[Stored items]

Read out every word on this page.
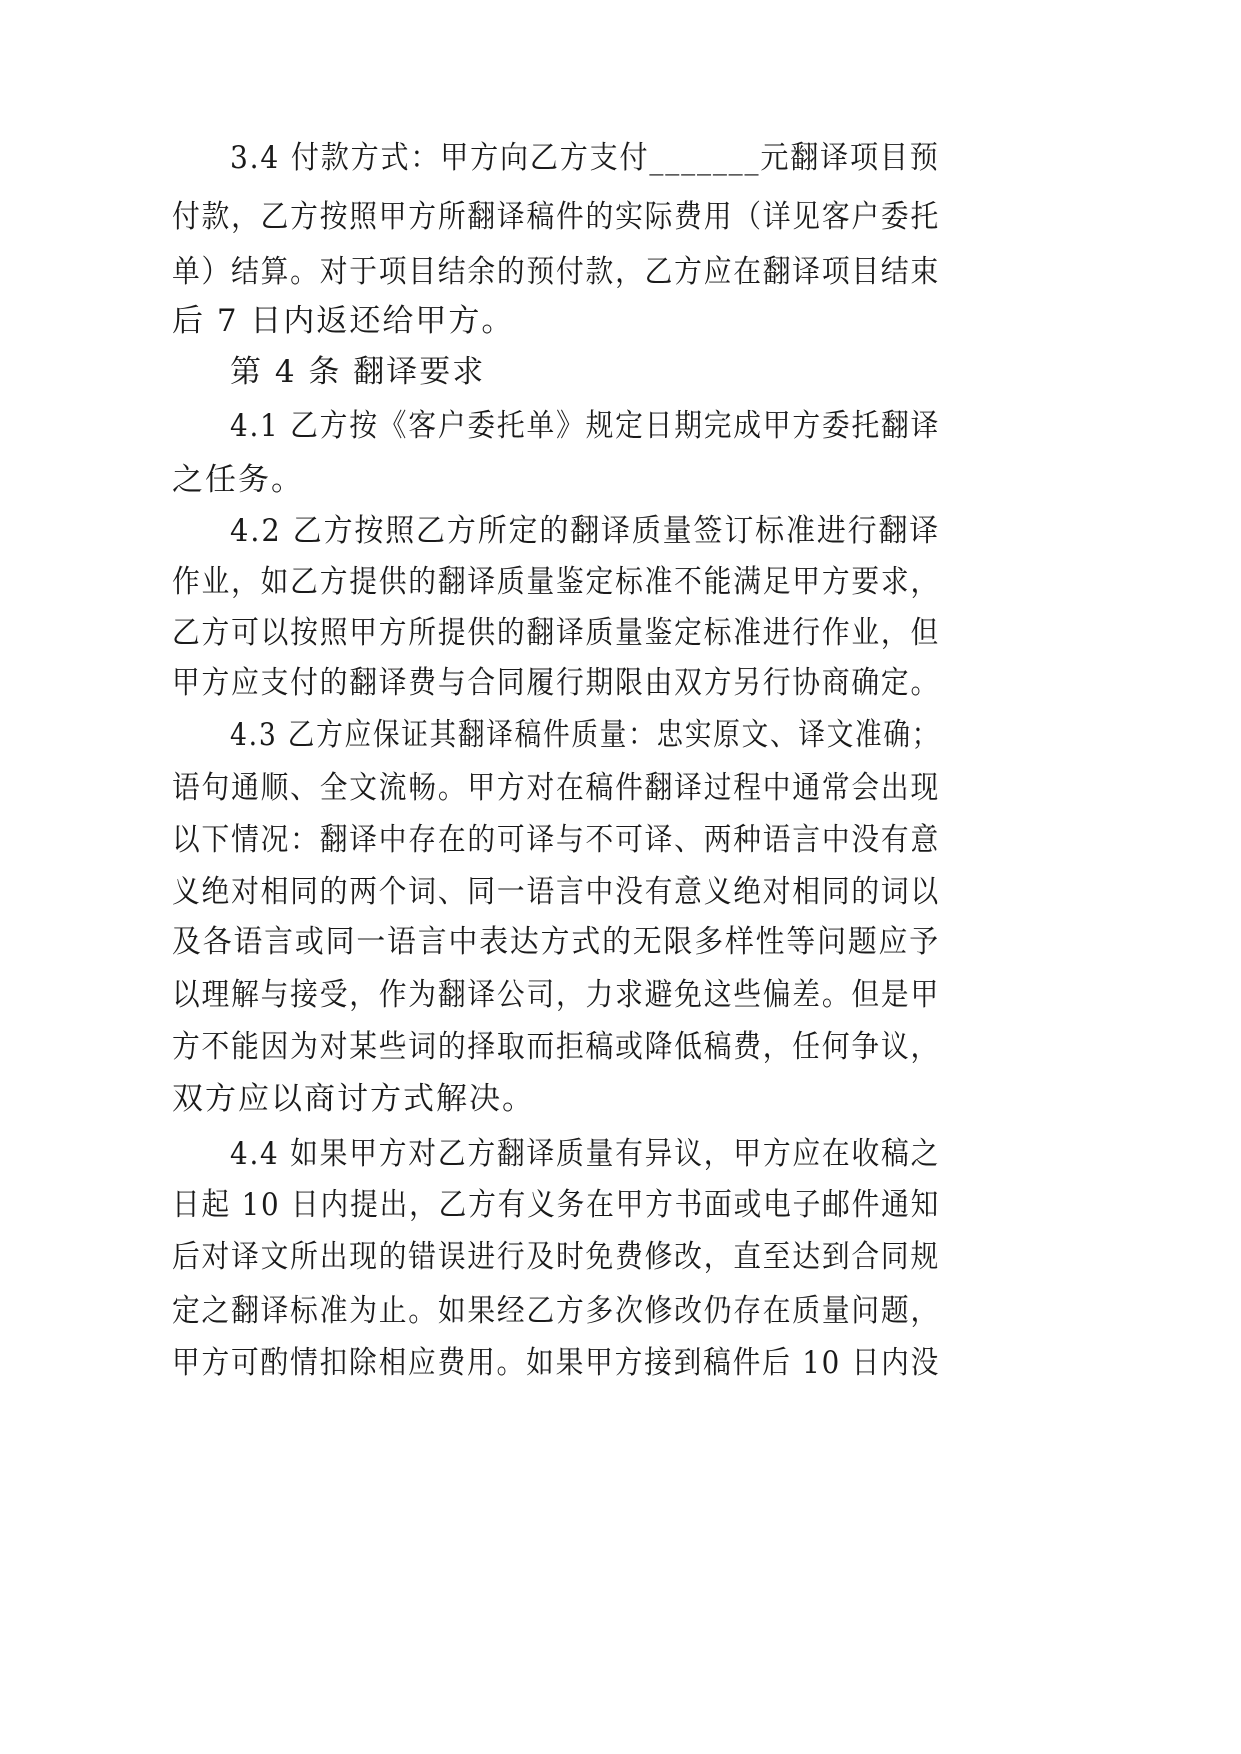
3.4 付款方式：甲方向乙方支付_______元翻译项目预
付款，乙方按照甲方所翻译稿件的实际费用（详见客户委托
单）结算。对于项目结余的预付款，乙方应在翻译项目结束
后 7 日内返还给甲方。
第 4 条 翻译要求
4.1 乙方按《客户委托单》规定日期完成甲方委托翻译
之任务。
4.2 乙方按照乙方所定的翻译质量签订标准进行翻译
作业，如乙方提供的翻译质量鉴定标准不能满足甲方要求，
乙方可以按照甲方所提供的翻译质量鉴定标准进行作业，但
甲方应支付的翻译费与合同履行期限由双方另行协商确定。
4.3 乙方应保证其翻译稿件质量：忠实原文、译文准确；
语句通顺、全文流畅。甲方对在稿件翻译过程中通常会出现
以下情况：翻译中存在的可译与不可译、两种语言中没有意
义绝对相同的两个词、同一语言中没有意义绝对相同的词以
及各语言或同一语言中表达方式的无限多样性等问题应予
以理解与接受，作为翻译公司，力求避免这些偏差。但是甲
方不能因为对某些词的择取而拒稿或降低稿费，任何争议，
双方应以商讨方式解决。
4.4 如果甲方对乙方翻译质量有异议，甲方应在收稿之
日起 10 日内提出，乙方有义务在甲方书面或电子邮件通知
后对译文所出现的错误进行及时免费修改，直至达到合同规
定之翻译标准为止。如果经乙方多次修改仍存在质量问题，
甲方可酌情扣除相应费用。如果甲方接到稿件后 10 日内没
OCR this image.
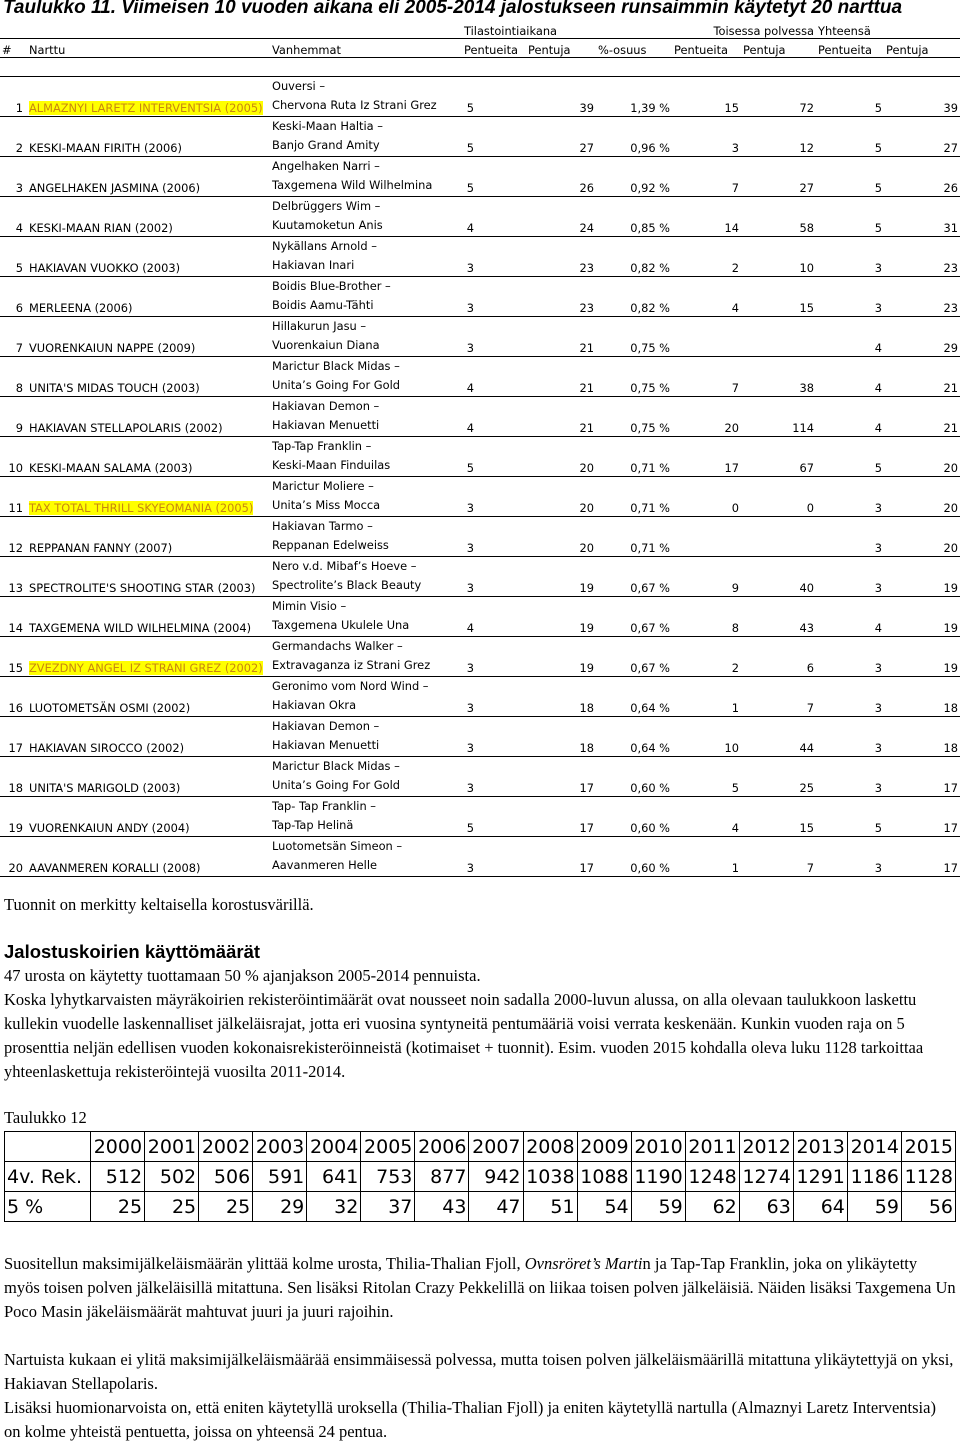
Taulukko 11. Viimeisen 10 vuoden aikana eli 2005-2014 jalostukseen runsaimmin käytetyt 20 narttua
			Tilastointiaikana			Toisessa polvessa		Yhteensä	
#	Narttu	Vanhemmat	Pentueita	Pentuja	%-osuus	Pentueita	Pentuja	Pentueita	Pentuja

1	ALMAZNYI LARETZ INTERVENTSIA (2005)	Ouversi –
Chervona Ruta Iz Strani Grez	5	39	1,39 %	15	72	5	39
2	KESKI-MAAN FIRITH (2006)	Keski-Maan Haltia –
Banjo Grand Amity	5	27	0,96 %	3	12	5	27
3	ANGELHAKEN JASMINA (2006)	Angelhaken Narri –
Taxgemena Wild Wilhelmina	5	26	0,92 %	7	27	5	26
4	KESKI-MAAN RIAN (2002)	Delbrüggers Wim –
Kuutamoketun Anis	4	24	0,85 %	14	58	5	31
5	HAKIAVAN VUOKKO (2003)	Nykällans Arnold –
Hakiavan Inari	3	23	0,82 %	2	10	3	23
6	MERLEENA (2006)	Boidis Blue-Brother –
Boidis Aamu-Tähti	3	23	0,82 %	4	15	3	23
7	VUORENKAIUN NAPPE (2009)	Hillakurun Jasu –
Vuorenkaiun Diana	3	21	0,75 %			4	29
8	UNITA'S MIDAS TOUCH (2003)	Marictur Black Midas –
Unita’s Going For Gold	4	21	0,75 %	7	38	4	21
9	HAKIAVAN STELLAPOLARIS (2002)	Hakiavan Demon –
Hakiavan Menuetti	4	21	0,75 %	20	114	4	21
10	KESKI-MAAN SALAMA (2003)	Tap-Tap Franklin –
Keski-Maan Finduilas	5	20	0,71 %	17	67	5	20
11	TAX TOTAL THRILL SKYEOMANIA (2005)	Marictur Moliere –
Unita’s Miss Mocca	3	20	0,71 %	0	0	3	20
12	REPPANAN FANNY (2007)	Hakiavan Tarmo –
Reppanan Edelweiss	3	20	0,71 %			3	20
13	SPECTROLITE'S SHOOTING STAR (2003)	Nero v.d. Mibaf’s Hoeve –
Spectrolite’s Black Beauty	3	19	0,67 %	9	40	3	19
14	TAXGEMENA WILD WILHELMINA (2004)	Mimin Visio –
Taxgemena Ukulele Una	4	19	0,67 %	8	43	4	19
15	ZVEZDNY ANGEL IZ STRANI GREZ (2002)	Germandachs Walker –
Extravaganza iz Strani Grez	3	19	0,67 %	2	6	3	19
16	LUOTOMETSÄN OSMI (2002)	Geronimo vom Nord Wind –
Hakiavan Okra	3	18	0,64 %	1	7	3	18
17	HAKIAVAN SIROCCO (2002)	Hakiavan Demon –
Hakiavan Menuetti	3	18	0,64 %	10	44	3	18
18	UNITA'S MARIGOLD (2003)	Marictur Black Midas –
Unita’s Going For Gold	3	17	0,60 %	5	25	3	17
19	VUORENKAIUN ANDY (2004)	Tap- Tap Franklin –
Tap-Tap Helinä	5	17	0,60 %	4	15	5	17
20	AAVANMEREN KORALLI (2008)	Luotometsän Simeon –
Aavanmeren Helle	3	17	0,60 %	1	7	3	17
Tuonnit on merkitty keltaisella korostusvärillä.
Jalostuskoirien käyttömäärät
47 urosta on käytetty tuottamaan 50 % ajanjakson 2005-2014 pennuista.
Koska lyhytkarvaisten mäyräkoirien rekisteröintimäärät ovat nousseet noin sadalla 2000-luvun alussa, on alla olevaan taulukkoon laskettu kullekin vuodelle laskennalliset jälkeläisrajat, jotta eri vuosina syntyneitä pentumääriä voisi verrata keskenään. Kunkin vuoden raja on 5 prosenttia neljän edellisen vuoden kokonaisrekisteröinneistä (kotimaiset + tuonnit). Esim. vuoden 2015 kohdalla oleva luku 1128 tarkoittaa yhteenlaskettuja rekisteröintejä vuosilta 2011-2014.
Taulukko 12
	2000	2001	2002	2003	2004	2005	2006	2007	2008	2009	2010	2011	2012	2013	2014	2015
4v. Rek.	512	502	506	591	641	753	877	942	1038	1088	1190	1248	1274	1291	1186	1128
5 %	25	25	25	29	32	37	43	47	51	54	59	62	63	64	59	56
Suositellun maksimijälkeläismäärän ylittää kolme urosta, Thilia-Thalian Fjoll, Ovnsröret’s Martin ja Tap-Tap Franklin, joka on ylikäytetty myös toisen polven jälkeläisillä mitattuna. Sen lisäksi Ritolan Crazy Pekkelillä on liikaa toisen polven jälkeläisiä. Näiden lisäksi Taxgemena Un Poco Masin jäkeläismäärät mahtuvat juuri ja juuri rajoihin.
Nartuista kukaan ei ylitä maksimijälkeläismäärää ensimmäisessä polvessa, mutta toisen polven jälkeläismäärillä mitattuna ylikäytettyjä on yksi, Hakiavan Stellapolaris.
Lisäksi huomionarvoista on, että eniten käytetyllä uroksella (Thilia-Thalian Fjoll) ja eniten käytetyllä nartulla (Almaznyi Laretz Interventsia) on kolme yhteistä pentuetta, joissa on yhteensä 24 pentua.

◆ **What is asked**: Of all the lines in the material above, how many contain the word "Black"? Give only the count.

◆ **Solution to this task**: 3